• **Challenge**
In the listing that follows, count each line containing the string "입힙니다" and report only the count.

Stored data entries
==========
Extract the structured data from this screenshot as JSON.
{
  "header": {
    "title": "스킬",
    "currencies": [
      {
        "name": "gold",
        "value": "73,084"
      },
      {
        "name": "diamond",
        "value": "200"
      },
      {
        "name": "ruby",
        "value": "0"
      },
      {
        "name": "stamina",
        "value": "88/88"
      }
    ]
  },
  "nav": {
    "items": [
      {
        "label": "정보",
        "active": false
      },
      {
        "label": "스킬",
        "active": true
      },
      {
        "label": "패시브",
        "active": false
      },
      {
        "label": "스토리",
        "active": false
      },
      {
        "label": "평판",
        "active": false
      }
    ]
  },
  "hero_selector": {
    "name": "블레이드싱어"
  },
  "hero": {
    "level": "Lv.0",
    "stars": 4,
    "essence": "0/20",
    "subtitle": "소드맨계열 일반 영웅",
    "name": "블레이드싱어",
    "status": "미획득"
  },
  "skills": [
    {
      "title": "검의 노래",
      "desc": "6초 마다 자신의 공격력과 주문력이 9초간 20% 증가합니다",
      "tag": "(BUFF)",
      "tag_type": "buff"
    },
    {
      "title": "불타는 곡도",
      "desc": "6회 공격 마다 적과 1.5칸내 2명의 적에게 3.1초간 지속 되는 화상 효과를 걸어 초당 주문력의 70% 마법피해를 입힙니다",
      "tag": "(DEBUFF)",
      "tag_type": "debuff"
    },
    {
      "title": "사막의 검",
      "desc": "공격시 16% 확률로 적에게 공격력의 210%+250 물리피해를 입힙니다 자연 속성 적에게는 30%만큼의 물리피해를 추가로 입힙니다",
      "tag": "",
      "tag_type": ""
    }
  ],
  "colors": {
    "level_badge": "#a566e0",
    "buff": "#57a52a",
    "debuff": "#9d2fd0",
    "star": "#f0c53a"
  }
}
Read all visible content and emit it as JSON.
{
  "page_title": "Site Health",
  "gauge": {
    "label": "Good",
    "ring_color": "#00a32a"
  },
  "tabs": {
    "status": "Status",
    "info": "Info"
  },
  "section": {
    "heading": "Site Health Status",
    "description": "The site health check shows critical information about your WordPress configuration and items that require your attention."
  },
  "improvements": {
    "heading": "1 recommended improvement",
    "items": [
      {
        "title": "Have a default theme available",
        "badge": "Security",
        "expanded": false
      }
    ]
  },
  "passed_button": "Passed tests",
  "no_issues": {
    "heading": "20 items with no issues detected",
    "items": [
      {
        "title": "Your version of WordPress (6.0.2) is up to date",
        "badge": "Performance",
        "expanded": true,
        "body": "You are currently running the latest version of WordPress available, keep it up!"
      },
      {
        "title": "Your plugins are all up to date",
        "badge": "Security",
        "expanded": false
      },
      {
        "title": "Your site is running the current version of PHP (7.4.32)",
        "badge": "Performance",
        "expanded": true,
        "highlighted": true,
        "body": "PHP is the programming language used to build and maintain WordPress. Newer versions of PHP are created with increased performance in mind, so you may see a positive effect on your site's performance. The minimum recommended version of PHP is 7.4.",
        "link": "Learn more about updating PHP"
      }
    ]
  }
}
==========
• **Completed exercise**
2